**Directions:**
The records below must be copied in full; omit the images.
================
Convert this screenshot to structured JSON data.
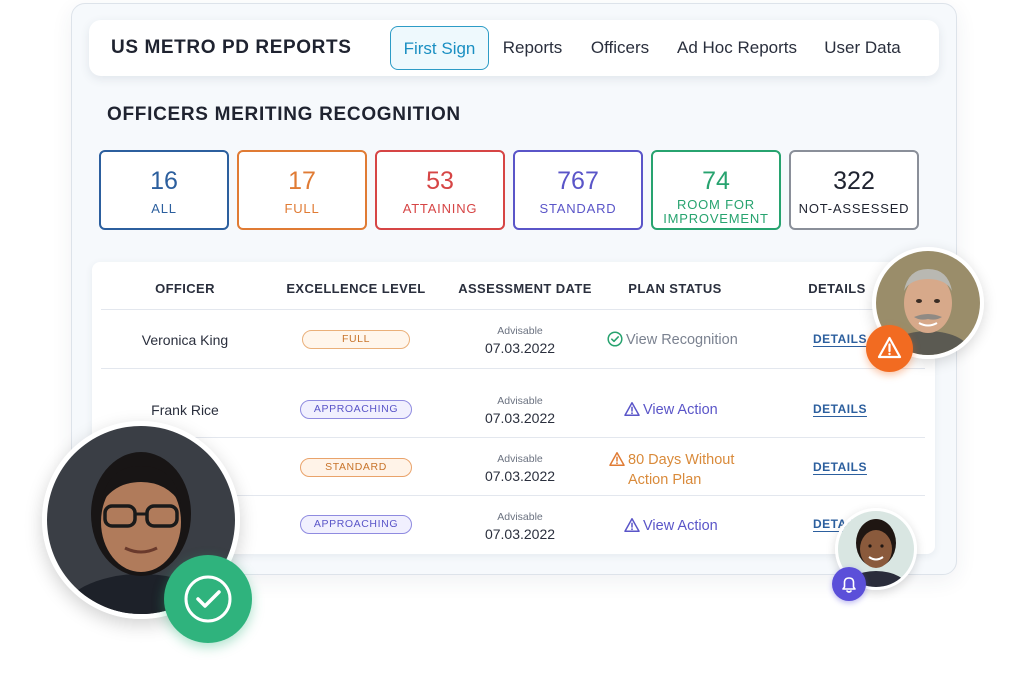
{
  "header": {
    "brand": "US METRO PD REPORTS",
    "tabs": [
      {
        "label": "First Sign",
        "active": true
      },
      {
        "label": "Reports",
        "active": false
      },
      {
        "label": "Officers",
        "active": false
      },
      {
        "label": "Ad Hoc Reports",
        "active": false
      },
      {
        "label": "User Data",
        "active": false
      }
    ]
  },
  "section": {
    "title": "OFFICERS MERITING RECOGNITION"
  },
  "stats": [
    {
      "value": "16",
      "label": "ALL",
      "color": "#2c5f9e"
    },
    {
      "value": "17",
      "label": "FULL",
      "color": "#e07b34"
    },
    {
      "value": "53",
      "label": "ATTAINING",
      "color": "#d64545"
    },
    {
      "value": "767",
      "label": "STANDARD",
      "color": "#5a55c8"
    },
    {
      "value": "74",
      "label_line1": "ROOM FOR",
      "label_line2": "IMPROVEMENT",
      "color": "#27a36f"
    },
    {
      "value": "322",
      "label": "NOT-ASSESSED",
      "color": "#2a2f3d"
    }
  ],
  "table": {
    "headers": [
      "OFFICER",
      "EXCELLENCE LEVEL",
      "ASSESSMENT DATE",
      "PLAN STATUS",
      "DETAILS"
    ],
    "rows": [
      {
        "officer": "Veronica King",
        "level": "FULL",
        "date_note": "Advisable",
        "date": "07.03.2022",
        "plan": "View Recognition",
        "details": "DETAILS"
      },
      {
        "officer": "Frank Rice",
        "level": "APPROACHING",
        "date_note": "Advisable",
        "date": "07.03.2022",
        "plan": "View Action",
        "details": "DETAILS"
      },
      {
        "officer": "",
        "level": "STANDARD",
        "date_note": "Advisable",
        "date": "07.03.2022",
        "plan_line1": "80 Days Without",
        "plan_line2": "Action Plan",
        "details": "DETAILS"
      },
      {
        "officer": "",
        "level": "APPROACHING",
        "date_note": "Advisable",
        "date": "07.03.2022",
        "plan": "View Action",
        "details": "DETAILS"
      }
    ]
  },
  "icons": {
    "check": "check-circle-icon",
    "warning": "warning-triangle-icon",
    "bell": "bell-icon",
    "approved": "checkmark-badge-icon"
  },
  "colors": {
    "accent": "#2d9cc6",
    "warning_badge": "#f26b21",
    "success_badge": "#2fb37d",
    "bell_badge": "#5b4fd9"
  }
}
================
**Expected output:**
Convert this screenshot to structured JSON data.
{
  "header": {
    "brand": "US METRO PD REPORTS",
    "tabs": [
      {
        "label": "First Sign",
        "active": true
      },
      {
        "label": "Reports",
        "active": false
      },
      {
        "label": "Officers",
        "active": false
      },
      {
        "label": "Ad Hoc Reports",
        "active": false
      },
      {
        "label": "User Data",
        "active": false
      }
    ]
  },
  "section": {
    "title": "OFFICERS MERITING RECOGNITION"
  },
  "stats": [
    {
      "value": "16",
      "label": "ALL",
      "color": "#2c5f9e"
    },
    {
      "value": "17",
      "label": "FULL",
      "color": "#e07b34"
    },
    {
      "value": "53",
      "label": "ATTAINING",
      "color": "#d64545"
    },
    {
      "value": "767",
      "label": "STANDARD",
      "color": "#5a55c8"
    },
    {
      "value": "74",
      "label_line1": "ROOM FOR",
      "label_line2": "IMPROVEMENT",
      "color": "#27a36f"
    },
    {
      "value": "322",
      "label": "NOT-ASSESSED",
      "color": "#2a2f3d"
    }
  ],
  "table": {
    "headers": [
      "OFFICER",
      "EXCELLENCE LEVEL",
      "ASSESSMENT DATE",
      "PLAN STATUS",
      "DETAILS"
    ],
    "rows": [
      {
        "officer": "Veronica King",
        "level": "FULL",
        "date_note": "Advisable",
        "date": "07.03.2022",
        "plan": "View Recognition",
        "details": "DETAILS"
      },
      {
        "officer": "Frank Rice",
        "level": "APPROACHING",
        "date_note": "Advisable",
        "date": "07.03.2022",
        "plan": "View Action",
        "details": "DETAILS"
      },
      {
        "officer": "",
        "level": "STANDARD",
        "date_note": "Advisable",
        "date": "07.03.2022",
        "plan_line1": "80 Days Without",
        "plan_line2": "Action Plan",
        "details": "DETAILS"
      },
      {
        "officer": "",
        "level": "APPROACHING",
        "date_note": "Advisable",
        "date": "07.03.2022",
        "plan": "View Action",
        "details": "DETAILS"
      }
    ]
  },
  "icons": {
    "check": "check-circle-icon",
    "warning": "warning-triangle-icon",
    "bell": "bell-icon",
    "approved": "checkmark-badge-icon"
  },
  "colors": {
    "accent": "#2d9cc6",
    "warning_badge": "#f26b21",
    "success_badge": "#2fb37d",
    "bell_badge": "#5b4fd9"
  }
}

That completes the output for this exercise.